Pereira (2000) remonta esse processo de chamada à responsabilidade por parte do sujeito aos tempos da Grécia antiga. No início existia a Até, conceito de loucura que se abatia sobre o homem por interferência dos deuses, ou seja, não passava pelo controle ou pela vontade do doente, e a este cabia apenas aceitar seu destino funesto. Mais tarde, a loucura passará a ser considerada uma consequência da hybris, ou do excesso de ambição por parte dos homens, levando a arrogância desmedida e a atos de insensatez. A noção de hybris leva embutida o caráter de envolvimento do sujeito no seu próprio sofrimento. Sua loucura agora pode ser associada ao seu mundo psíquico. É essa linha de pensamento que norteará a teoria de Freud sobre a psicopatologia do indivíduo.

O ponto é que as representações dos sujeitos envolvidos, sejam ingênuas ou especializadas, são insuficientes: produzem no próprio sujeito uma discordância consigo mesmo e geram sofrimento. A visão do sofrimento como de origem (causalidade) biológica ou divina não ajuda a apaziguá-lo, lembrando que, nesse quadro, usuários e agentes podem estar usando o termo transtorno apenas como um novo nome para a doença, mas enquadrando-a como outra doença qualquer. Tais representações deixam a porta aberta para outras questões: o usuário se pergunta: “por que eu? Por que isso aconteceu comigo?”

O avanço dos psicofármacos, de um lado, foi muito positivo no controle dos sintomas e na qualidade de vida do usuário paciente, porém, de outro lado, foi nocivo para a atenção, o cuidado e o suporte ao sofrimento. Tal avanço fortaleceu uma visão da doença – se tem remédio, então é doença! – como de fundo orgânico, e, embora a psiquiatria anátomo-técnica (Pereira, 2000) queira se isentar de discussões etimológicas e mesmo psicopatológicas, ela reforça uma visão funcionalista, pragmatista, objetivante do transtorno, como se ele pudesse ser isolado do sujeito que sofre.

Aqui, Roland Gori (2004) aponta muito claramente o perigo: a paixão pela causalidade. Isso que dizer que, em uma perspectiva de cientificismo objetivante, de naturalização do humano, todos querem uma causa palpável e plausível, possível de ser isolada, identificada, paixão de encontrar uma razão lógica para o sofrimento, que, não entendido, causa mais sofrimento e angústia. No esforço de buscar uma causa, ou na ilusão de a termos encontrado, esquecemos o principal, que é a dimensão simbólica do sintoma, dimensão significante que vem do fato de se tratar de um sujeito em conflito consigo mesmo. O sofrimento psíquico é a expressão do conflito entre o corpo pulsional e o ser de linguagem e cultura. Para acolher o sofrimento, a postura freudiana é a de abandono da paixão pela causalidade e o enfoque no sujeito.

*-*-*

• **PROBLEMA A RESOLVER**
Por favor, reescreva o trecho sobre o sofrimento psíquico, tudo desde "Aqui, Roland Gori" até "enfoque no sujeito.", substituindo "paixão" por "obsessão".

Registros de dados:
*-*-*

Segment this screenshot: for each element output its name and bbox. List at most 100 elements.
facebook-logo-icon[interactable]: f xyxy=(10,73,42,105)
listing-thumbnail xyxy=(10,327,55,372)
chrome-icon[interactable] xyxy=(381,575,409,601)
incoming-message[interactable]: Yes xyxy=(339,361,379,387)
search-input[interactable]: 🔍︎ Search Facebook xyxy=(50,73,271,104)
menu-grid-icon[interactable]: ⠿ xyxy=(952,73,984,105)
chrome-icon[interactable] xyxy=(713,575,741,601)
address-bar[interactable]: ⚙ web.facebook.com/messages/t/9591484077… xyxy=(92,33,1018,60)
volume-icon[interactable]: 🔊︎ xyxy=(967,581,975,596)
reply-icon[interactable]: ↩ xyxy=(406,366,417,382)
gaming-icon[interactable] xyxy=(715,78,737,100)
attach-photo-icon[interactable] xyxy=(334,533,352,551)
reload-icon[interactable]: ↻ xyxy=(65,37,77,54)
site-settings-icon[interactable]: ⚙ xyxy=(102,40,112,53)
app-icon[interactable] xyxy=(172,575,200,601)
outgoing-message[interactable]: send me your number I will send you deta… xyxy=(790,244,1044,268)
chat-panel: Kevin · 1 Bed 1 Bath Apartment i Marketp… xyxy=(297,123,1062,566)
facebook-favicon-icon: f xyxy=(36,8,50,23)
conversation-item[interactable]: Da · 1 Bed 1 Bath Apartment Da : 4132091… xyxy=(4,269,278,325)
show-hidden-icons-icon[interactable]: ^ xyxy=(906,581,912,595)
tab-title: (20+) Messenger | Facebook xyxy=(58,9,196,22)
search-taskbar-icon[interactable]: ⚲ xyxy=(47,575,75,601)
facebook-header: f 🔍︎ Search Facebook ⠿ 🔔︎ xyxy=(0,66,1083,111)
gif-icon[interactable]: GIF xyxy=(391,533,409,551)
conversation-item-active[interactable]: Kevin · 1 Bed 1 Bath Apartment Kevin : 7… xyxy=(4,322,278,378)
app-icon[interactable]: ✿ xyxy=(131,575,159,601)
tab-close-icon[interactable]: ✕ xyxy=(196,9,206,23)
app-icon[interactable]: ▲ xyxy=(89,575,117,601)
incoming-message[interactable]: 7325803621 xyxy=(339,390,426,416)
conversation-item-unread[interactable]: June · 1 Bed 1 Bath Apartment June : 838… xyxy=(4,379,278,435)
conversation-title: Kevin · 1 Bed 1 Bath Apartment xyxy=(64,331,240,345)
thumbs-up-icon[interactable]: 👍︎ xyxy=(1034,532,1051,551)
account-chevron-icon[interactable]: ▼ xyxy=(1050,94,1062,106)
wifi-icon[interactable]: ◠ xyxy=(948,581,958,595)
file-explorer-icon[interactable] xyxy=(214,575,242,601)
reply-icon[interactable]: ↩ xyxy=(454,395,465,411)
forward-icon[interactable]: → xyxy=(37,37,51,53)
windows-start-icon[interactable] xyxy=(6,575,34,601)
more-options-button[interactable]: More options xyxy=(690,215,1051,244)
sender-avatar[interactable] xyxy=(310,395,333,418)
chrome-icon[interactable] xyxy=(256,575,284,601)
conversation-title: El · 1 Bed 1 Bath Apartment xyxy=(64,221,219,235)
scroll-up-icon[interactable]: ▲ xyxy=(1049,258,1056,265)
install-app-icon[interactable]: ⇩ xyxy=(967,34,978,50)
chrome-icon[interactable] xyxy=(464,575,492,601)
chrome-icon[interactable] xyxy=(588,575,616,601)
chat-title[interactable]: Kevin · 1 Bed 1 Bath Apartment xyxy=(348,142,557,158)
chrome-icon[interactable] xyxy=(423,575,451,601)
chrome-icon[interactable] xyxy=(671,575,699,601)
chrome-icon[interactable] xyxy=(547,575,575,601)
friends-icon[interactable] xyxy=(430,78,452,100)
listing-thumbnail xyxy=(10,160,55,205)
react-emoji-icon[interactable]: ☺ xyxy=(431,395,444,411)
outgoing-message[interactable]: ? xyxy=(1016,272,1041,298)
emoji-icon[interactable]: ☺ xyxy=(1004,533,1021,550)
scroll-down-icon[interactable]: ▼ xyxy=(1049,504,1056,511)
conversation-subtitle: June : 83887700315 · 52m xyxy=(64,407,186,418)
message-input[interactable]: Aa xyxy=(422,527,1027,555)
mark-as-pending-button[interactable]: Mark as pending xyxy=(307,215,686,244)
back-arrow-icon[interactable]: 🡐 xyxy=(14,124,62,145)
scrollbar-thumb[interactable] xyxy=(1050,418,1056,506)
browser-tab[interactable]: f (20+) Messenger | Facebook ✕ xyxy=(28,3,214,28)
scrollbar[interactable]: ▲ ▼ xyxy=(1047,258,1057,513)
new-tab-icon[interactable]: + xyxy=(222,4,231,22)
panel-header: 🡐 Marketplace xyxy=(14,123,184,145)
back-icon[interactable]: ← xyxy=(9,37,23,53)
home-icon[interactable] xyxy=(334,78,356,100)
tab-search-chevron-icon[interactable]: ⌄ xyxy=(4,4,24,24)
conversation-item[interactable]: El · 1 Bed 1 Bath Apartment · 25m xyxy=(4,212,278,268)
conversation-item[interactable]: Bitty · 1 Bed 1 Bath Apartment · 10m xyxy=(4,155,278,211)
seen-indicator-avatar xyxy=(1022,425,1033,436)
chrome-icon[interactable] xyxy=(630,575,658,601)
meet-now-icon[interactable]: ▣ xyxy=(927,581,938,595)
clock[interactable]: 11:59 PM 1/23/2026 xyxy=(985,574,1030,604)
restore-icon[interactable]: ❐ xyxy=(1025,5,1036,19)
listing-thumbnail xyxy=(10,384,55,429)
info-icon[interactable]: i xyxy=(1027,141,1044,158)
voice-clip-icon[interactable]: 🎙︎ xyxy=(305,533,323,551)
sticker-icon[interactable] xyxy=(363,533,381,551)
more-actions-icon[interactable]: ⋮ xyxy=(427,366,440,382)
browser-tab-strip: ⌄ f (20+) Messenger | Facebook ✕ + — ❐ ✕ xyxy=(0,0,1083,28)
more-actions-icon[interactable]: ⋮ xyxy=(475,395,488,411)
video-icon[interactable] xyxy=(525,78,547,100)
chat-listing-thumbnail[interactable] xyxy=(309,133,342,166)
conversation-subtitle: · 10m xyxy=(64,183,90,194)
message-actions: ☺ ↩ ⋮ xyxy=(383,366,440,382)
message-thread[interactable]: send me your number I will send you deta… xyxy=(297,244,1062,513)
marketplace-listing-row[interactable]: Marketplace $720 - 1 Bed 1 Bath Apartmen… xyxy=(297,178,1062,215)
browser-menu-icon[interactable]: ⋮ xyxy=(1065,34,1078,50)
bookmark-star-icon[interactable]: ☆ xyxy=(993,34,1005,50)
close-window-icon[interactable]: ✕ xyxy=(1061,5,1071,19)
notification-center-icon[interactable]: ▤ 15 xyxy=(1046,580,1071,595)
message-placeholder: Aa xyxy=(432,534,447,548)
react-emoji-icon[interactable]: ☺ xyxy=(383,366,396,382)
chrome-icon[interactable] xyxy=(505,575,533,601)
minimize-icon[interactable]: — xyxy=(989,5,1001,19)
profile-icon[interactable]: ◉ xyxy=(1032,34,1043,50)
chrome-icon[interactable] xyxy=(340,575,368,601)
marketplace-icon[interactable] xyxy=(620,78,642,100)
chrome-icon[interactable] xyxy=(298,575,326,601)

*-*-*

• **RESPOSTA ESCRITA**
Aqui, Roland Gori (2004) aponta muito claramente o perigo: a obsessão pela causalidade. Isso que dizer que, em uma perspectiva de cientificismo objetivante, de naturalização do humano, todos querem uma causa palpável e plausível, possível de ser isolada, identificada, obsessão de encontrar uma razão lógica para o sofrimento, que, não entendido, causa mais sofrimento e angústia. No esforço de buscar uma causa, ou na ilusão de a termos encontrado, esquecemos o principal, que é a dimensão simbólica do sintoma, dimensão significante que vem do fato de se tratar de um sujeito em conflito consigo mesmo. O sofrimento psíquico é a expressão do conflito entre o corpo pulsional e o ser de linguagem e cultura. Para acolher o sofrimento, a postura freudiana é a de abandono da obsessão pela causalidade e o enfoque no sujeito.